GIVEN PROBLEM —
Make an exact copy of the records, dropping all pictures.

Figure data in JSON —

---+---

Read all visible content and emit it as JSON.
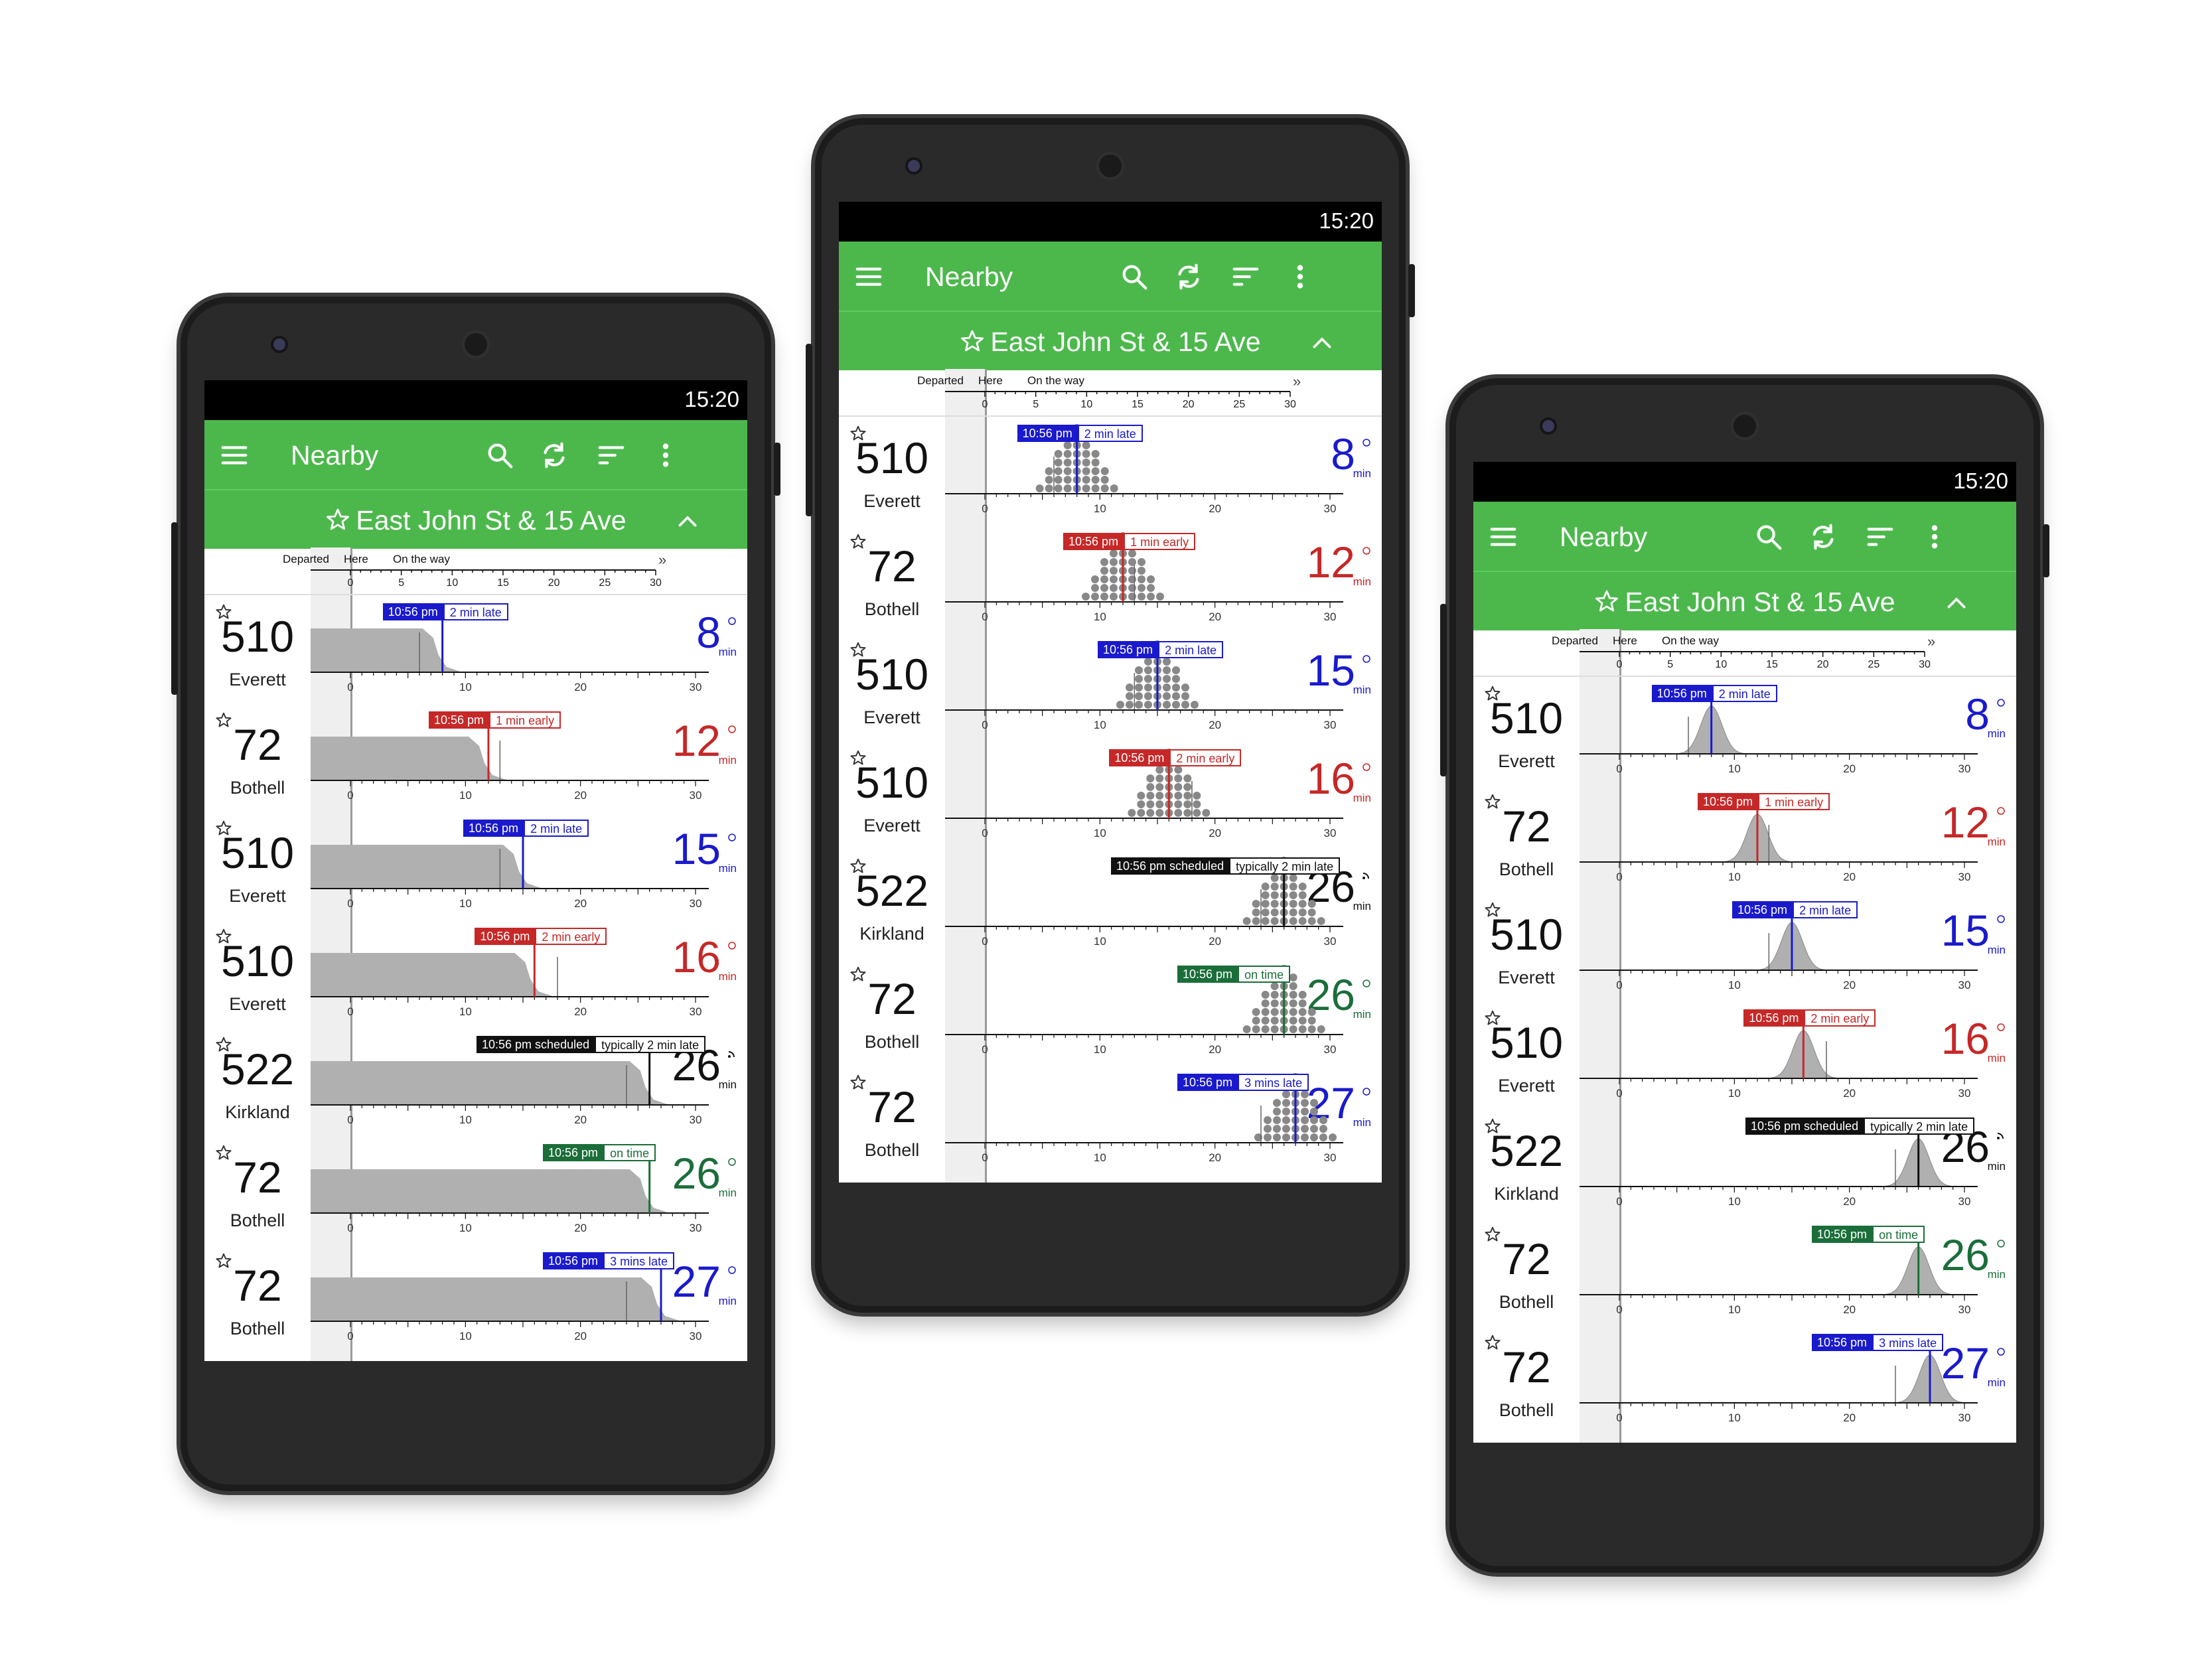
{
  "status_bar": {
    "time": "15:20"
  },
  "toolbar": {
    "title": "Nearby",
    "icons": [
      "menu-icon",
      "search-icon",
      "refresh-icon",
      "sort-icon",
      "overflow-icon"
    ]
  },
  "stop": {
    "name": "East John St & 15 Ave"
  },
  "timeline_header": {
    "departed": "Departed",
    "here": "Here",
    "on_the_way": "On the way",
    "ticks": [
      "0",
      "5",
      "10",
      "15",
      "20",
      "25",
      "30"
    ]
  },
  "axis_ticks": [
    "0",
    "10",
    "20",
    "30"
  ],
  "min_label": "min",
  "colors": {
    "toolbar_green": "#4cb84c",
    "blue": "#1a1acc",
    "red": "#c62828",
    "black": "#111111",
    "green": "#1b6e3a"
  },
  "arrivals": [
    {
      "route": "510",
      "destination": "Everett",
      "minutes": "8",
      "time": "10:56 pm",
      "status": "2 min late",
      "color": "blue",
      "realtime": true,
      "predicted_min": 8,
      "scheduled_min": 6
    },
    {
      "route": "72",
      "destination": "Bothell",
      "minutes": "12",
      "time": "10:56 pm",
      "status": "1 min early",
      "color": "red",
      "realtime": true,
      "predicted_min": 12,
      "scheduled_min": 13
    },
    {
      "route": "510",
      "destination": "Everett",
      "minutes": "15",
      "time": "10:56 pm",
      "status": "2 min late",
      "color": "blue",
      "realtime": true,
      "predicted_min": 15,
      "scheduled_min": 13
    },
    {
      "route": "510",
      "destination": "Everett",
      "minutes": "16",
      "time": "10:56 pm",
      "status": "2 min early",
      "color": "red",
      "realtime": true,
      "predicted_min": 16,
      "scheduled_min": 18
    },
    {
      "route": "522",
      "destination": "Kirkland",
      "minutes": "26",
      "time": "10:56 pm scheduled",
      "status": "typically 2 min late",
      "color": "black",
      "realtime": false,
      "predicted_min": 26,
      "scheduled_min": 24
    },
    {
      "route": "72",
      "destination": "Bothell",
      "minutes": "26",
      "time": "10:56 pm",
      "status": "on time",
      "color": "green",
      "realtime": true,
      "predicted_min": 26,
      "scheduled_min": 26
    },
    {
      "route": "72",
      "destination": "Bothell",
      "minutes": "27",
      "time": "10:56 pm",
      "status": "3 mins late",
      "color": "blue",
      "realtime": true,
      "predicted_min": 27,
      "scheduled_min": 24
    }
  ],
  "phones": [
    {
      "name": "phone-left",
      "chart_style": "area"
    },
    {
      "name": "phone-center",
      "chart_style": "dots"
    },
    {
      "name": "phone-right",
      "chart_style": "bell"
    }
  ]
}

---+---

RESPONSE FOR THIS EXERCISE —
Read all visible content and emit it as JSON.
{
  "status_bar": {
    "time": "15:20"
  },
  "toolbar": {
    "title": "Nearby",
    "icons": [
      "menu-icon",
      "search-icon",
      "refresh-icon",
      "sort-icon",
      "overflow-icon"
    ]
  },
  "stop": {
    "name": "East John St & 15 Ave"
  },
  "timeline_header": {
    "departed": "Departed",
    "here": "Here",
    "on_the_way": "On the way",
    "ticks": [
      "0",
      "5",
      "10",
      "15",
      "20",
      "25",
      "30"
    ]
  },
  "axis_ticks": [
    "0",
    "10",
    "20",
    "30"
  ],
  "min_label": "min",
  "colors": {
    "toolbar_green": "#4cb84c",
    "blue": "#1a1acc",
    "red": "#c62828",
    "black": "#111111",
    "green": "#1b6e3a"
  },
  "arrivals": [
    {
      "route": "510",
      "destination": "Everett",
      "minutes": "8",
      "time": "10:56 pm",
      "status": "2 min late",
      "color": "blue",
      "realtime": true,
      "predicted_min": 8,
      "scheduled_min": 6
    },
    {
      "route": "72",
      "destination": "Bothell",
      "minutes": "12",
      "time": "10:56 pm",
      "status": "1 min early",
      "color": "red",
      "realtime": true,
      "predicted_min": 12,
      "scheduled_min": 13
    },
    {
      "route": "510",
      "destination": "Everett",
      "minutes": "15",
      "time": "10:56 pm",
      "status": "2 min late",
      "color": "blue",
      "realtime": true,
      "predicted_min": 15,
      "scheduled_min": 13
    },
    {
      "route": "510",
      "destination": "Everett",
      "minutes": "16",
      "time": "10:56 pm",
      "status": "2 min early",
      "color": "red",
      "realtime": true,
      "predicted_min": 16,
      "scheduled_min": 18
    },
    {
      "route": "522",
      "destination": "Kirkland",
      "minutes": "26",
      "time": "10:56 pm scheduled",
      "status": "typically 2 min late",
      "color": "black",
      "realtime": false,
      "predicted_min": 26,
      "scheduled_min": 24
    },
    {
      "route": "72",
      "destination": "Bothell",
      "minutes": "26",
      "time": "10:56 pm",
      "status": "on time",
      "color": "green",
      "realtime": true,
      "predicted_min": 26,
      "scheduled_min": 26
    },
    {
      "route": "72",
      "destination": "Bothell",
      "minutes": "27",
      "time": "10:56 pm",
      "status": "3 mins late",
      "color": "blue",
      "realtime": true,
      "predicted_min": 27,
      "scheduled_min": 24
    }
  ],
  "phones": [
    {
      "name": "phone-left",
      "chart_style": "area"
    },
    {
      "name": "phone-center",
      "chart_style": "dots"
    },
    {
      "name": "phone-right",
      "chart_style": "bell"
    }
  ]
}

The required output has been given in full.